Dataset entries:
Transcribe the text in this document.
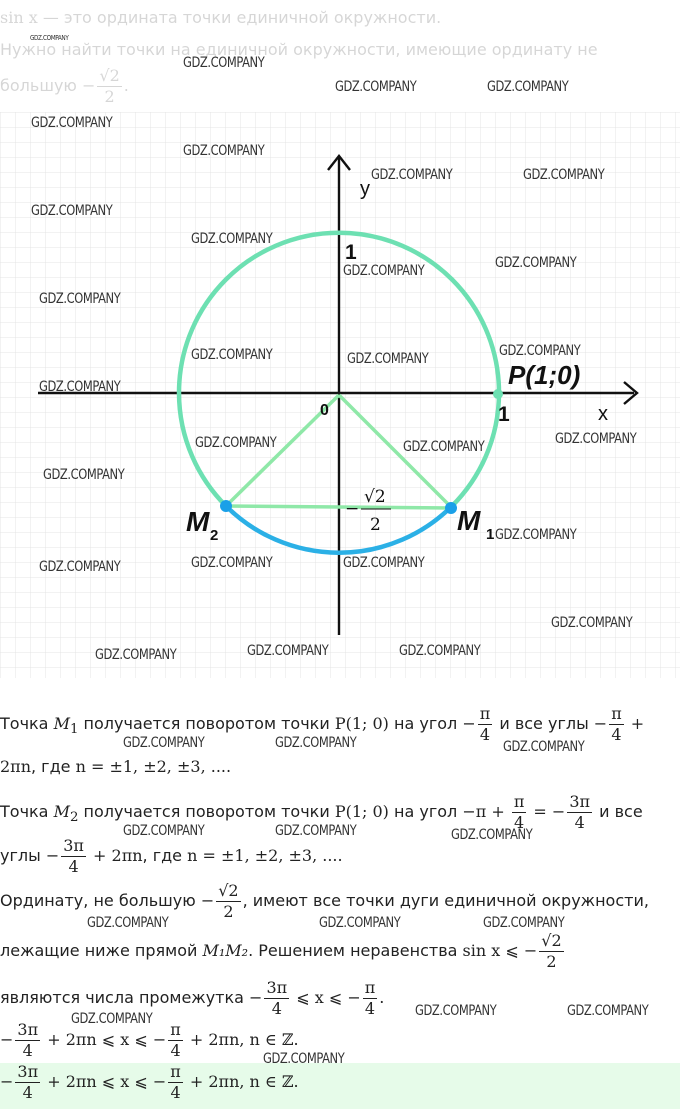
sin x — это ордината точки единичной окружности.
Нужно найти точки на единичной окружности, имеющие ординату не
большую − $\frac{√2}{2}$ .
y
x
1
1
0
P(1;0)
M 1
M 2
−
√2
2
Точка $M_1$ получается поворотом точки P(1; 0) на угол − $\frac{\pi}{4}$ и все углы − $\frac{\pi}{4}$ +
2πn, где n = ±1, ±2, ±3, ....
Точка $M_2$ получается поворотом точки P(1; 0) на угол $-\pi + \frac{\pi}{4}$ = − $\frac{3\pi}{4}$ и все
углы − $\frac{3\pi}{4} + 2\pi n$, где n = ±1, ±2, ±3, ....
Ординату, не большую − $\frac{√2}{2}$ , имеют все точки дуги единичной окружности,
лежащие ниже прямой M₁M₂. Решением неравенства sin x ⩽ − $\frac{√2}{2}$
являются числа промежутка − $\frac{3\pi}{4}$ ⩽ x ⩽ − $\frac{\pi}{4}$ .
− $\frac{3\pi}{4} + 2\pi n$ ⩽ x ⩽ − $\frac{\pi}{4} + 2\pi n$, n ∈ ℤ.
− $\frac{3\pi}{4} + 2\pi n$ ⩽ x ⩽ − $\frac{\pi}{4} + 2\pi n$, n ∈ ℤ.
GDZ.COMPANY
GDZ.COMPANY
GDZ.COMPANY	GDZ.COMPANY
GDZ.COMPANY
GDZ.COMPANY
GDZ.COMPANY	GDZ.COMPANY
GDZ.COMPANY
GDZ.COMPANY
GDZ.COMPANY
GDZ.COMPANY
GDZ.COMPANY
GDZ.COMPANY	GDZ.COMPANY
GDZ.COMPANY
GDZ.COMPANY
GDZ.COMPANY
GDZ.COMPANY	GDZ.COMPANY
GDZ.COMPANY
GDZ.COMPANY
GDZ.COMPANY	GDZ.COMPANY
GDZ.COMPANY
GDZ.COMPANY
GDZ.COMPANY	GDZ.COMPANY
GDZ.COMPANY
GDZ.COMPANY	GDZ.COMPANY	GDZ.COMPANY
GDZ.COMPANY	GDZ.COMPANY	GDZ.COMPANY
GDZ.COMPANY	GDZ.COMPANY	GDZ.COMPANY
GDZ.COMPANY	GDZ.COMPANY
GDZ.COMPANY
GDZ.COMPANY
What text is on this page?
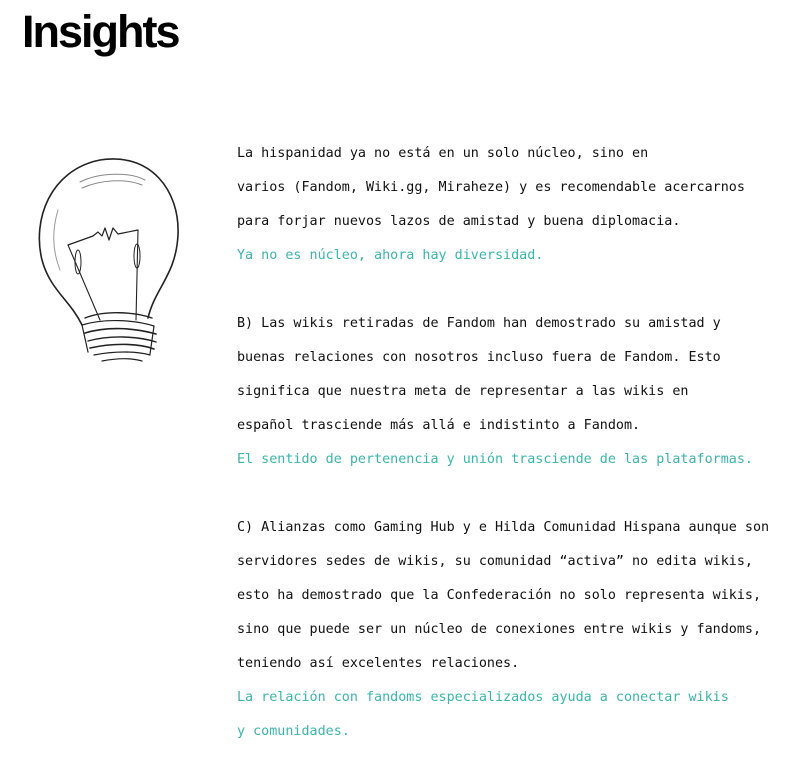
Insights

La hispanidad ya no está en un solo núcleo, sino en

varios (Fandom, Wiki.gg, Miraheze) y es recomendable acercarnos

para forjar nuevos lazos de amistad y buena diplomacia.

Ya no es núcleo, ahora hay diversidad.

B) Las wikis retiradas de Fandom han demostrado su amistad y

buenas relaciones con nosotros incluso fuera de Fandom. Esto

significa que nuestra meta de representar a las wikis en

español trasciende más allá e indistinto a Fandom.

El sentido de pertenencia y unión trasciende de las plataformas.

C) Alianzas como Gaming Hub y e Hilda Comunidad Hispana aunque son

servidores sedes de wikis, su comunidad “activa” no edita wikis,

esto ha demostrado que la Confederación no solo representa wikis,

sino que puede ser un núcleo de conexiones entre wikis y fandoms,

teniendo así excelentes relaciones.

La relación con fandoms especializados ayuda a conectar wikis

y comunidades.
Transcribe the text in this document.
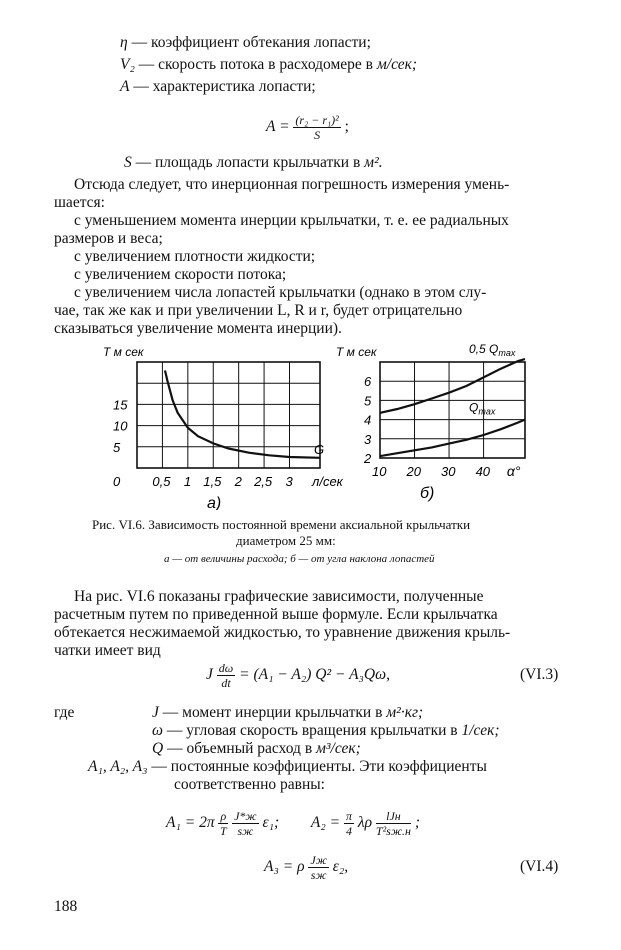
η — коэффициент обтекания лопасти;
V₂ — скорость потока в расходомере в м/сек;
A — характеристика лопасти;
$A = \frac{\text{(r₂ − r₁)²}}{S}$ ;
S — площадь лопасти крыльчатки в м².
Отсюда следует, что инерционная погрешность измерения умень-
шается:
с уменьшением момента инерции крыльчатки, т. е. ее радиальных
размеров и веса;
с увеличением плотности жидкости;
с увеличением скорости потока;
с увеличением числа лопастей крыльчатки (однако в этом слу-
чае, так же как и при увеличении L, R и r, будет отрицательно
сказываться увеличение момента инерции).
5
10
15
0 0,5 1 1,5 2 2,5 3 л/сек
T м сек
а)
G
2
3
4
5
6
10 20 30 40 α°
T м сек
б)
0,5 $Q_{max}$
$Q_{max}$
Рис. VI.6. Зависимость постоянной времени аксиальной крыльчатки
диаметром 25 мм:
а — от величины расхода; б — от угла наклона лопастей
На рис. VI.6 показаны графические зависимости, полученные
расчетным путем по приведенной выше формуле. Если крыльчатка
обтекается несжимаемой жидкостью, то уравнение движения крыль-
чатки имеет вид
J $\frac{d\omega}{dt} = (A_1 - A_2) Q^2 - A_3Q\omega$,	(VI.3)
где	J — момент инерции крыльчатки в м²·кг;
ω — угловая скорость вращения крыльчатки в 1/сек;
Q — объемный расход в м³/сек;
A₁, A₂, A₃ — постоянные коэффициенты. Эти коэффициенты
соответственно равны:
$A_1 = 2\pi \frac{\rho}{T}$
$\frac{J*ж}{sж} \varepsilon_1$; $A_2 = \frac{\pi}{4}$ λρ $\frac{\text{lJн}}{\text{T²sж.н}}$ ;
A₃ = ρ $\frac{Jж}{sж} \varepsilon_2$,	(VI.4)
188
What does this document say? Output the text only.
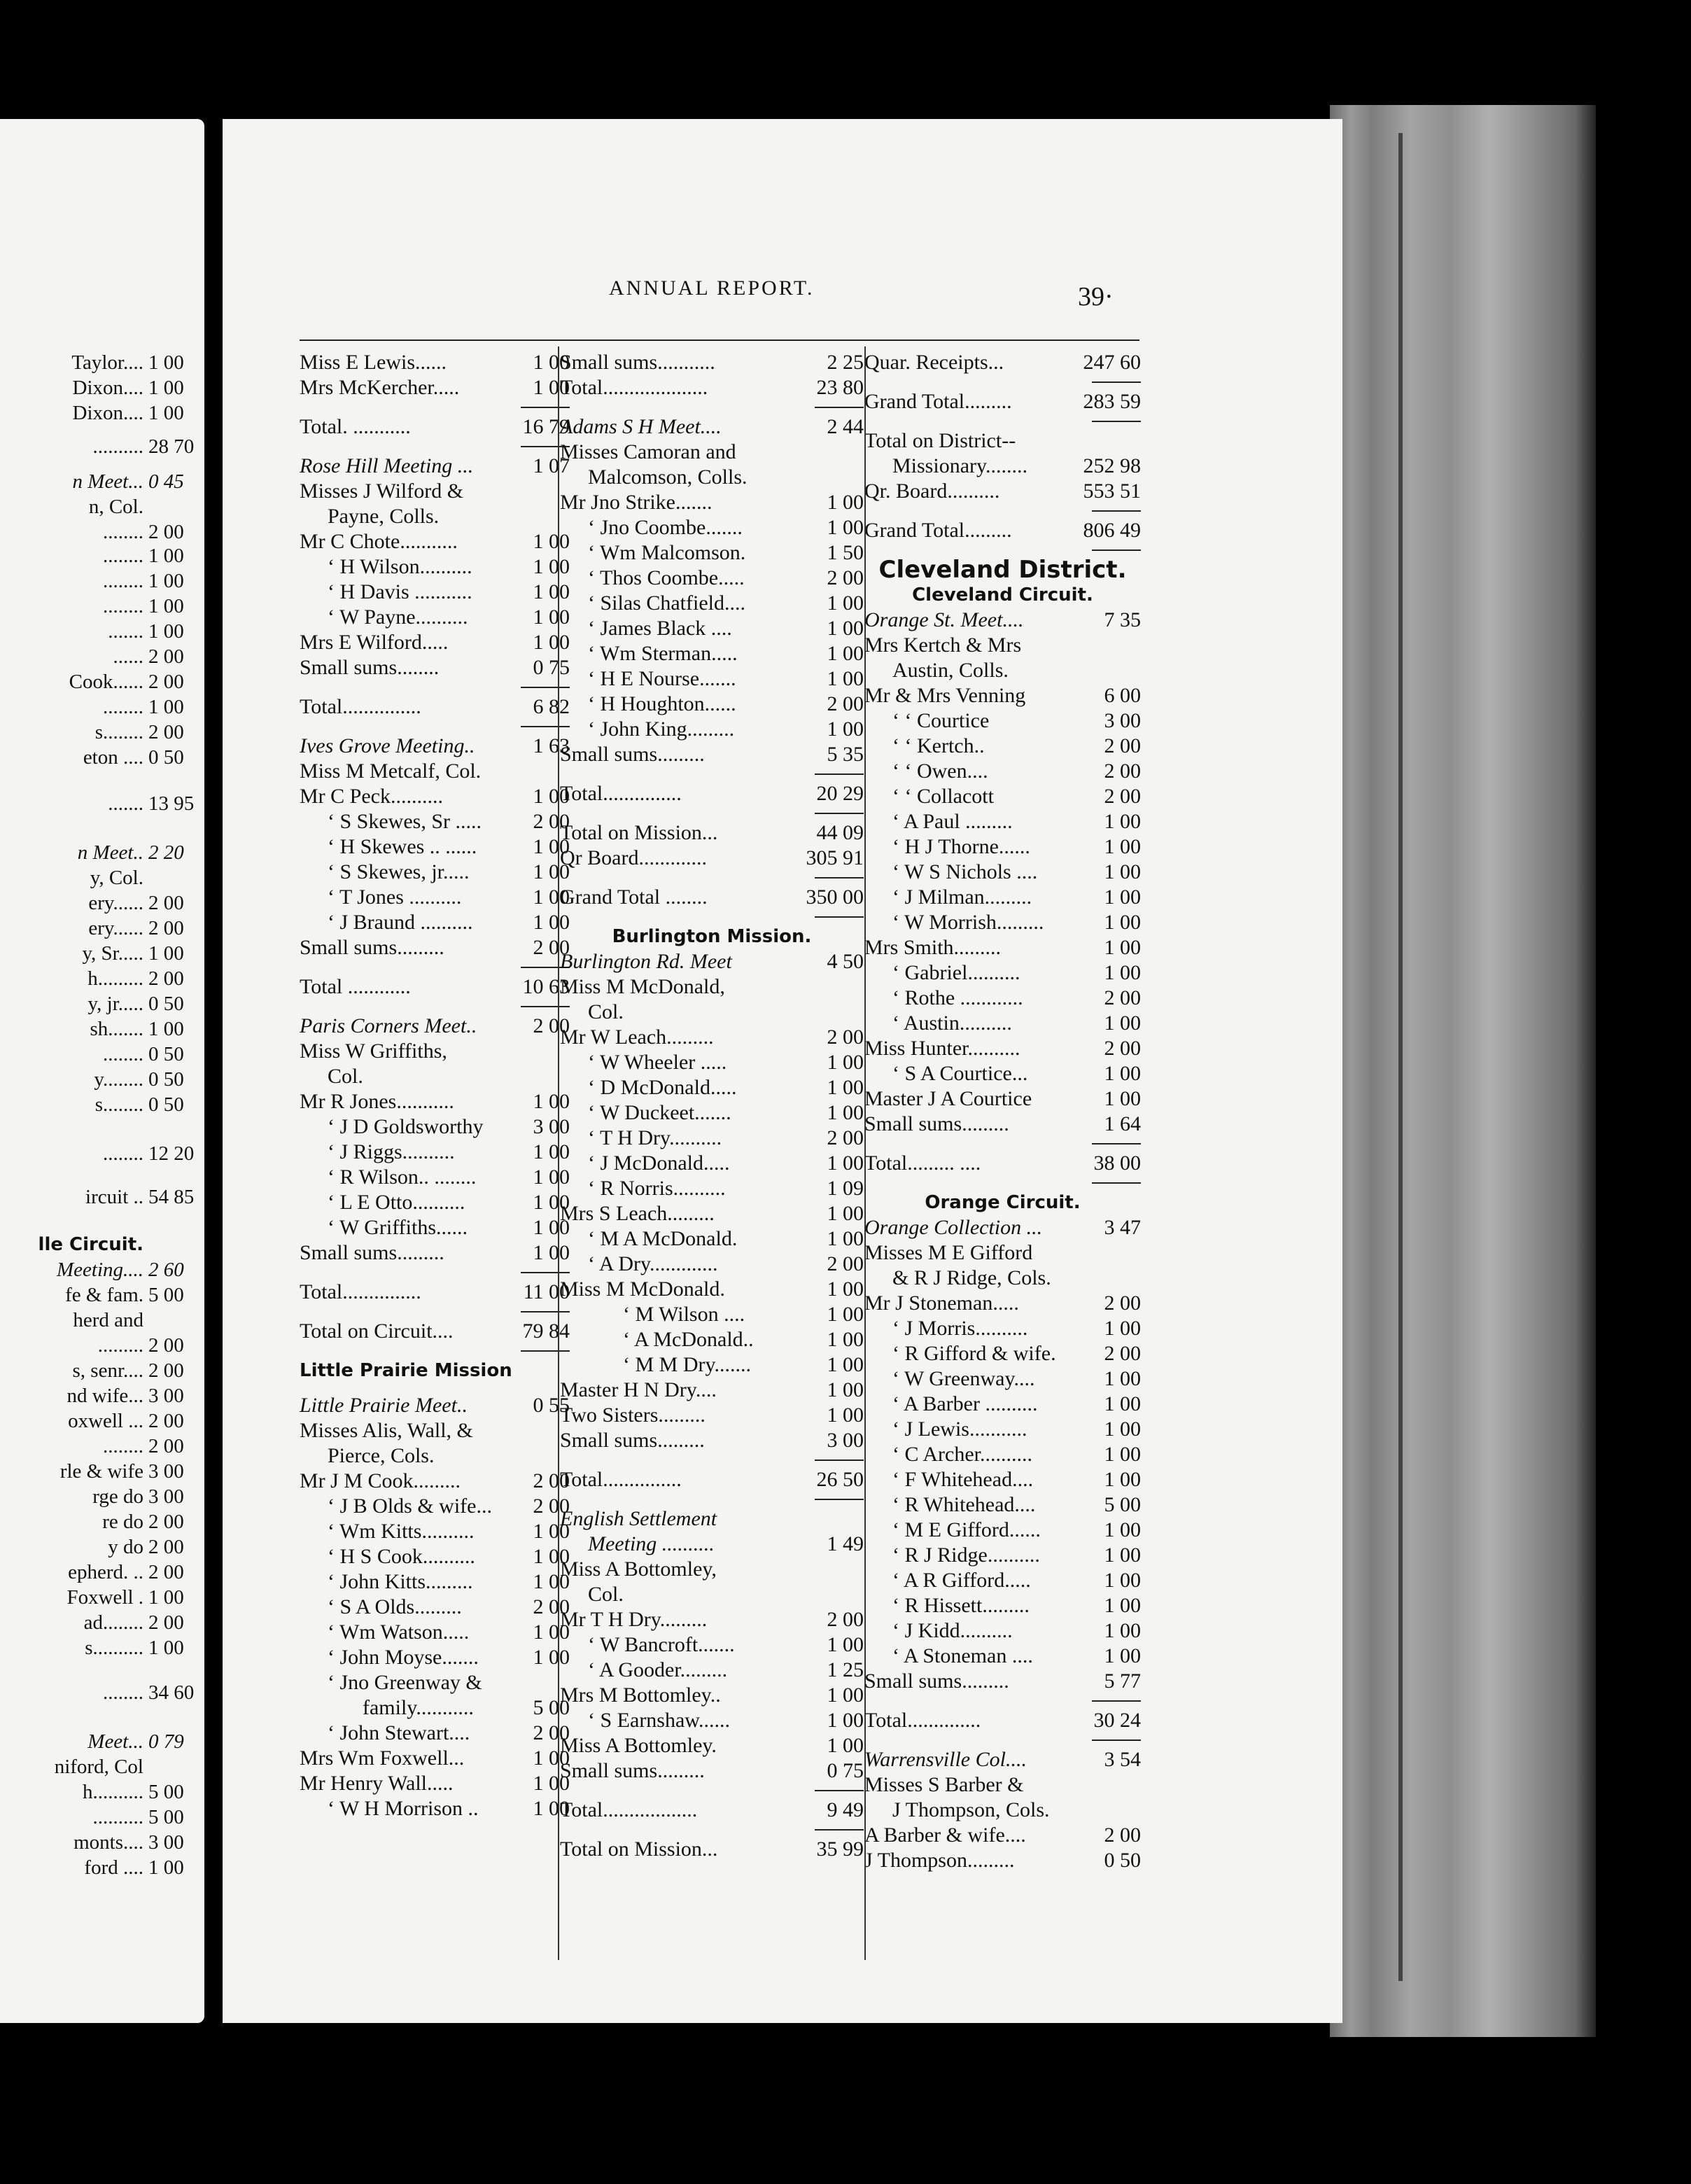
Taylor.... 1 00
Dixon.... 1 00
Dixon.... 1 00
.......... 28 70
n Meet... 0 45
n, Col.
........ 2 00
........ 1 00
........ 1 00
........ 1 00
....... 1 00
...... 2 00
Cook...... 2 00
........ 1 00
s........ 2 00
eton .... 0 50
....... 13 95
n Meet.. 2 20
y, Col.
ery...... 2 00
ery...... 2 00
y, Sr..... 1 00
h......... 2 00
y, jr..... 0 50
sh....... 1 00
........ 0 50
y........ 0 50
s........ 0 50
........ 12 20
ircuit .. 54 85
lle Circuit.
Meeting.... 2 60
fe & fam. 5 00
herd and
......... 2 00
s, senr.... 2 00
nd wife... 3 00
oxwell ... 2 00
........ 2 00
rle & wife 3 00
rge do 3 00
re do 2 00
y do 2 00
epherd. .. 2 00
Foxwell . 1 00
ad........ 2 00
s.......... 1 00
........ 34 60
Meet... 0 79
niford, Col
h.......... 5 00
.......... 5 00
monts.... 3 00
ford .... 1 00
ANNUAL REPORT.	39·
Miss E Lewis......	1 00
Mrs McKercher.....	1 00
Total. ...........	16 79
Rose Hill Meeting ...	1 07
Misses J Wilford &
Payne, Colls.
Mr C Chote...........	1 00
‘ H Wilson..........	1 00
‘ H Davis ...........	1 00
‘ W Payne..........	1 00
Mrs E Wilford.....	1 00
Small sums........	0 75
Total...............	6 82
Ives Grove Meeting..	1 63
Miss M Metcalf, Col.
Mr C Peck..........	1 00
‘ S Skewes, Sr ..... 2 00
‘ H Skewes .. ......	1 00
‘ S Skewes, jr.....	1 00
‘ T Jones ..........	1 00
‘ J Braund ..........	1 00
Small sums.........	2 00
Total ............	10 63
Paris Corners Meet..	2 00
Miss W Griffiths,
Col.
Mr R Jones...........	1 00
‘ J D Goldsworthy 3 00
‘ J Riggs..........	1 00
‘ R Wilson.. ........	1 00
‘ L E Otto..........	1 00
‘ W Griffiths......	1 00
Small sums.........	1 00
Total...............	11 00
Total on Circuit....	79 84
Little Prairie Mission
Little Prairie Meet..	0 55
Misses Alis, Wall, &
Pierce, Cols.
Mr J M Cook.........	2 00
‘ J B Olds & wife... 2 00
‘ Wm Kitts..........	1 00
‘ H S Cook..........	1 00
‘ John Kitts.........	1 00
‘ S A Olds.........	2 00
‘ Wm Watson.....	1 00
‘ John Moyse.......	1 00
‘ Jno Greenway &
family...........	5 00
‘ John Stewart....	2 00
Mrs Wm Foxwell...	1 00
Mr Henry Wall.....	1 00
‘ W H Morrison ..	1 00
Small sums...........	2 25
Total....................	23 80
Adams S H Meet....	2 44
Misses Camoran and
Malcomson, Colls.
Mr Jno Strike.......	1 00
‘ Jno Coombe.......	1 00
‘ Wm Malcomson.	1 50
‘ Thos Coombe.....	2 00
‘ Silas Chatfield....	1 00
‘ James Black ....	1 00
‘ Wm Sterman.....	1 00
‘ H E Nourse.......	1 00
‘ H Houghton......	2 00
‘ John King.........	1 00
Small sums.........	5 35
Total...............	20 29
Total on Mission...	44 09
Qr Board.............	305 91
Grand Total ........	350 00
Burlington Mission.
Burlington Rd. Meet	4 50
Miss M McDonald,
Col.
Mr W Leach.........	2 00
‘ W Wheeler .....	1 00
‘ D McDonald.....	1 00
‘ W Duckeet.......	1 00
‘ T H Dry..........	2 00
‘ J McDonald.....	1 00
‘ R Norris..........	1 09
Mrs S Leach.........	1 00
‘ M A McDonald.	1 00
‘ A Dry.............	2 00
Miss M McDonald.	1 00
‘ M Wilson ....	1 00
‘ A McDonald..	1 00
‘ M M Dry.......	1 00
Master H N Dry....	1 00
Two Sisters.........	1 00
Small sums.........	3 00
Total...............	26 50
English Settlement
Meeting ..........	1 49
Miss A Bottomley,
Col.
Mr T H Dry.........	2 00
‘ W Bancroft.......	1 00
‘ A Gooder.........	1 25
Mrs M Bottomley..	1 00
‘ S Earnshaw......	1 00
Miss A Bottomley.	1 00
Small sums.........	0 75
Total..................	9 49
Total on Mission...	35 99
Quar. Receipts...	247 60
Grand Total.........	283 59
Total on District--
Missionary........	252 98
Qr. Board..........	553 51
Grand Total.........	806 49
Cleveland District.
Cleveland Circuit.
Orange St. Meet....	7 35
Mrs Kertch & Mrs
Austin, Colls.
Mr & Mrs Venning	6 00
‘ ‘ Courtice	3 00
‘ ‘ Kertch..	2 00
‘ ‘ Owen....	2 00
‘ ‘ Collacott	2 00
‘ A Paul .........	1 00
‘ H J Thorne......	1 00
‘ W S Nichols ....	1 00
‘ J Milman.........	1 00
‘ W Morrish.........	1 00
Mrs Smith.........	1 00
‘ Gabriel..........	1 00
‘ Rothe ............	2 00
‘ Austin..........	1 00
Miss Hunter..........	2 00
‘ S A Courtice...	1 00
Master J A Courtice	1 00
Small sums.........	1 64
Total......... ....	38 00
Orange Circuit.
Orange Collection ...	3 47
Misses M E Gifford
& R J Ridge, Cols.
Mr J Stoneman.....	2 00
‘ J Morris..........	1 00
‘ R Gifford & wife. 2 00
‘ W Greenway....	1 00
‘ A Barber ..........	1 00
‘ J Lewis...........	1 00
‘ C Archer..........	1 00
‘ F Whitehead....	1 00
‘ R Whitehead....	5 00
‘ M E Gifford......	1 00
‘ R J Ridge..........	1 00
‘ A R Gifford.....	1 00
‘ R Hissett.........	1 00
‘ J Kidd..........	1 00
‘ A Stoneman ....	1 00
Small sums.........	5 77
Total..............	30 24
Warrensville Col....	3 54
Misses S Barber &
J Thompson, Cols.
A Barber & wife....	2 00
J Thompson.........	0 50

[Problem] Scan the records above for the string "поворотом", then report every line that contains it.

[Response to this exercise]
Точка $M_1$ получается поворотом точки P(1; 0) на угол − $\frac{\pi}{4}$ и все углы − $\frac{\pi}{4}$ +
Точка $M_2$ получается поворотом точки P(1; 0) на угол $-\pi + \frac{\pi}{4}$ = − $\frac{3\pi}{4}$ и все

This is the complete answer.